Answer with one number only: the number of lines that include the word "screenshot".

**********

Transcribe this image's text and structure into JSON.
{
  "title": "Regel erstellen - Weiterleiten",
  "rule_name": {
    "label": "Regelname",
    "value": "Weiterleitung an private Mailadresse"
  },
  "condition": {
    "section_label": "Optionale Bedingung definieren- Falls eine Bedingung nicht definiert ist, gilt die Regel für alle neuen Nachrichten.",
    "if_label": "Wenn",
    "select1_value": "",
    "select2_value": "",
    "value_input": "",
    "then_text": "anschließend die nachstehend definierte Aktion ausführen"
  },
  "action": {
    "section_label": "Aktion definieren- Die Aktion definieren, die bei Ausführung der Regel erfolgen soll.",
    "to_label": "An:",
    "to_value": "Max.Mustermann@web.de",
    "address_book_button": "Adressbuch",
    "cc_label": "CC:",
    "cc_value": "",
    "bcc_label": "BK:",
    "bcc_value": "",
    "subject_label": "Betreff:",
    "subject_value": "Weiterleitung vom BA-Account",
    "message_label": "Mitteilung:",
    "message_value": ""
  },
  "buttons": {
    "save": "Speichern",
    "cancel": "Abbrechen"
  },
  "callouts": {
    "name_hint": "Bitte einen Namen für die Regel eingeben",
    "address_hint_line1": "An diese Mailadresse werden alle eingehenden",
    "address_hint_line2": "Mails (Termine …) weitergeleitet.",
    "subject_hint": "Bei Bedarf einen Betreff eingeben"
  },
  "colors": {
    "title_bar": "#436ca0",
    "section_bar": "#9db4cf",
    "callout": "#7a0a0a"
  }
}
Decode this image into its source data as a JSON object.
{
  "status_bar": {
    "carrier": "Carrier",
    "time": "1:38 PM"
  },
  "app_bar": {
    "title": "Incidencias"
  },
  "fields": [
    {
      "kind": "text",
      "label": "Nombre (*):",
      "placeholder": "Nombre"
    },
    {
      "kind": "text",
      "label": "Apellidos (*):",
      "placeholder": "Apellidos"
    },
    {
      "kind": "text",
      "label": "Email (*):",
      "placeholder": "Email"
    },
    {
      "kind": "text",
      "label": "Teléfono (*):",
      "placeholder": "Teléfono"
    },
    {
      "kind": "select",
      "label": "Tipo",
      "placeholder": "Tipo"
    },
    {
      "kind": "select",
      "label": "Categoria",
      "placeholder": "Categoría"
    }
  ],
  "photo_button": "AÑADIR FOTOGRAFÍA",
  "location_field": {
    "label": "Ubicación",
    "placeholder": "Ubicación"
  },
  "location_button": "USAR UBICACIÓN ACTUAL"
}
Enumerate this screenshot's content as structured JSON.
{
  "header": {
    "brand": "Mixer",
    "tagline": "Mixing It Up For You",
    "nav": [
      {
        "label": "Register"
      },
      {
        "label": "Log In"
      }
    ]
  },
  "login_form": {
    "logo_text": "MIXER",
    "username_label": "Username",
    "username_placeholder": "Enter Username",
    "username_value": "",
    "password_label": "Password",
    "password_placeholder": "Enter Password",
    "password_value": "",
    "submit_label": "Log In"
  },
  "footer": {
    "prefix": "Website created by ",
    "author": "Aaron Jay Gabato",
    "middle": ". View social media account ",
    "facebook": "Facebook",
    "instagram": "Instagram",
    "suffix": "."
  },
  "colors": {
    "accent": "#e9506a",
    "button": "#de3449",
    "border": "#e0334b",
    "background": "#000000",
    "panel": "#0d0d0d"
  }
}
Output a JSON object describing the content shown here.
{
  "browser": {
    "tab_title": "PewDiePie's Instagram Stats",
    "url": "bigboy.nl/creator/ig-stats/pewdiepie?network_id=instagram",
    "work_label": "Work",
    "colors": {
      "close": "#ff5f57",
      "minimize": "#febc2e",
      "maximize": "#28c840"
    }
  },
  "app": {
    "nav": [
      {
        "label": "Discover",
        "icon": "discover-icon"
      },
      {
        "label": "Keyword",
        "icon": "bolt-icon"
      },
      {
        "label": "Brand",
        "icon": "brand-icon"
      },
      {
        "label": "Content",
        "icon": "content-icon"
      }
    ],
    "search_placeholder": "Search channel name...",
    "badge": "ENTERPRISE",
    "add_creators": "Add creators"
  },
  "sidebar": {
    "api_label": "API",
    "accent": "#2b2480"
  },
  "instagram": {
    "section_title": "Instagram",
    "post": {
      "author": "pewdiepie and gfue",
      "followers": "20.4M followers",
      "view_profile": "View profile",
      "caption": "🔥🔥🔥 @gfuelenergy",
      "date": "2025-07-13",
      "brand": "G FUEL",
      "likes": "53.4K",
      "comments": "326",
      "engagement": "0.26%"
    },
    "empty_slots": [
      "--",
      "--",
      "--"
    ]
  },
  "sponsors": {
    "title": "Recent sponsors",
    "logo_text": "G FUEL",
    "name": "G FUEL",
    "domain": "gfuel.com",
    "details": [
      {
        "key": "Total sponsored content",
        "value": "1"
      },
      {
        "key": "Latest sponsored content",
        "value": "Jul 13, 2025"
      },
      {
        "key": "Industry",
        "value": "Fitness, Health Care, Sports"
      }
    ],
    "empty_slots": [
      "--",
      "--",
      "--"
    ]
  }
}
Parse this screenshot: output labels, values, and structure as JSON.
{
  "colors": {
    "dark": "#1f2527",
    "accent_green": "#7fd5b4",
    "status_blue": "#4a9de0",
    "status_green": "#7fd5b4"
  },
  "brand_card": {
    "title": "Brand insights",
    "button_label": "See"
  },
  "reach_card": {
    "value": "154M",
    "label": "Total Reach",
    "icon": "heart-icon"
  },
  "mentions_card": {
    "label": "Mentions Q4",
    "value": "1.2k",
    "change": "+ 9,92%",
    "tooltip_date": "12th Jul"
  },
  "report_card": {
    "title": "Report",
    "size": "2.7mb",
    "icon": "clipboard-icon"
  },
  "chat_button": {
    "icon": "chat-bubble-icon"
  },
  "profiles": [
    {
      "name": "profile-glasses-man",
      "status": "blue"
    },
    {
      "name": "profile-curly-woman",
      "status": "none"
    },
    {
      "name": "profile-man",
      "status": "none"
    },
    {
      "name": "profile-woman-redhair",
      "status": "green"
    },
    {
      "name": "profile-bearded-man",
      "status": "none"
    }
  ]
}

**********

The answer =>
2